Most in your position wait until they have an offer before making the application.


----------



## goggolies (Feb 23, 2014)

Juan C said:


> Gog.
> If one *moves to Spain*, you are seeking work so you have, then you are not permitted to apply for an NIE.
> 
> As an EU Citizen, you must register on the EU Citizen’s Register. The registration means you will get a card (piece of green paper) which will bear the NIE which you have been assigned.
> ...


Hi Juan,

Thanks for your reply. To be honest, I've read so many conflicting information on the internet, that I'm not entirely sure what I'm supposed to be doing! I'm just doing what Ranstad have told me to do which is to obtain the NIE, followed by social security number, then finally open a bank account.


----------



## snikpoh (Nov 19, 2007)

goggolies said:


> Hi Juan,
> 
> Thanks for your reply. To be honest, I've read so many conflicting information on the internet, that I'm not entirely sure what I'm supposed to be doing! I'm just doing what Ranstad have told me to do which is to obtain the NIE, followed by social security number, then finally open a bank account.


Within 90 days of moving here you are required (by law) to sign on the list of foreigners and get your residency certificate.


----------



## goggolies (Feb 23, 2014)

Ah, OK. I assume this is still the same process, i.e get an appointment for your documents to be processed at the police station?


----------



## Juan C (Sep 4, 2017)

snikpoh said:


> Within 90 days of moving here you are required (by law) to sign on the list of foreigners and get your residency certificate.


Sorry, I may be wrong, but from searching the internet and asking at the extranjería at my nearby Nacional police I understand the following to mean :- if one moves here then they are required to register as of that time:-

https://www.gov.uk/guidance/residency-requirements-in-spain 
(http://extranjeros.empleo.gob.es/es...cedimientos/CiudadanosComunitarios/index.html)

_From 28 March 2007, Royal Decree 240/07 requires that all EU citizens planning to reside in Spain for more than 3 months should register in person at the Oficina de Extranjeros in their province of residence or at designated Police stations_

In addition: If one does not intent (plan) to stay three months or more, but nevertheless does stay PÊRMANENTLY for 3 months,they are required to register, as too are those who stay 183 in total in a year.
^^^^^^^^
[What is required]:
Please carry on the forum thread about registering for an NIE and residency in Spain from the point where it stops.

[Supplied material]:
^^^^^^^^
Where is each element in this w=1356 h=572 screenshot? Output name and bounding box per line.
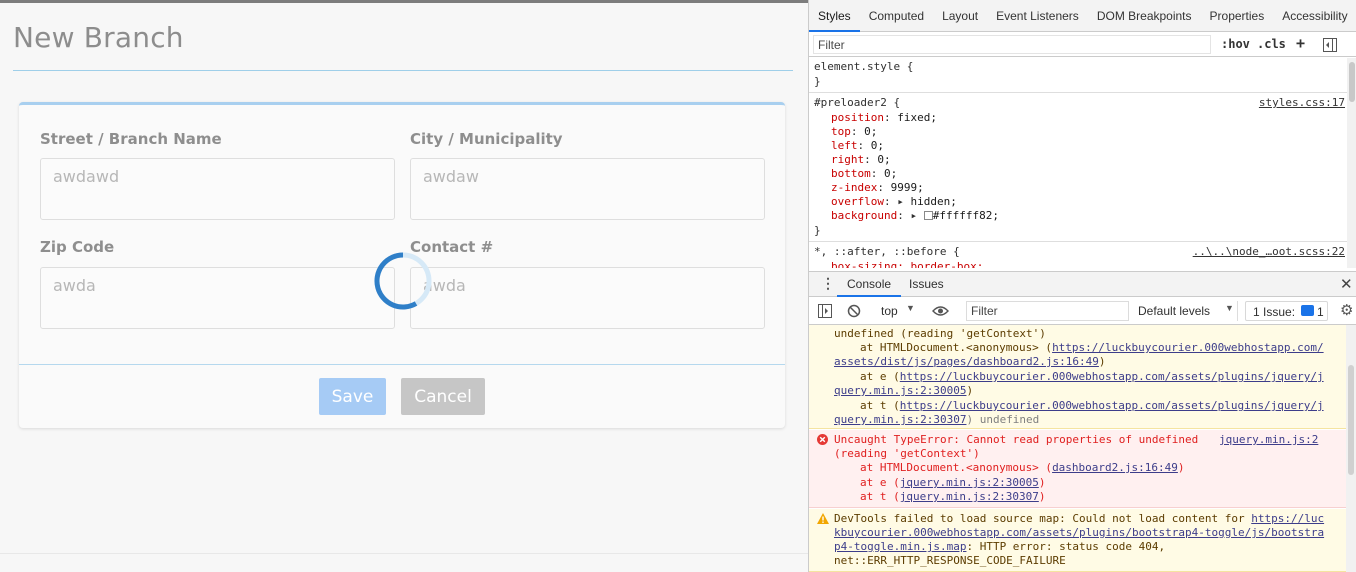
^^^^^^^^
[Right answer]:
----------



## snikpoh (Nov 19, 2007)

Juan C said:


> Sorry, I may be wrong, but from searching the internet and asking at the extranjería at my nearby Nacional police I understand the following to mean :- if one moves here then they are required to register as of that time:-
> 
> https://www.gov.uk/guidance/residency-requirements-in-spain
> (PORTAL DE INMIGRACIÃ“N Ministerio de Empleo y Seguridad Social: Ciudadanos de la Unión Europea)
> ...




Are you agreeing or disagreeing with what I said - I don't understand the point you're making.


----------



## Exxtol (Jan 15, 2013)

goggolies said:


> Hi snikpoh,
> 
> Thank you for your reply. I suppose I could, but I'd have no idea where. Also having been to the local police station at two times already at six in the morning, I'm sort of relunctant to go further out, especially for that time in the morning if the result is the same!


What was the result? What did they tell you? I'm planning to go there tomorrow because I'm getting so much conflicting information.


----------



## goggolies (Feb 23, 2014)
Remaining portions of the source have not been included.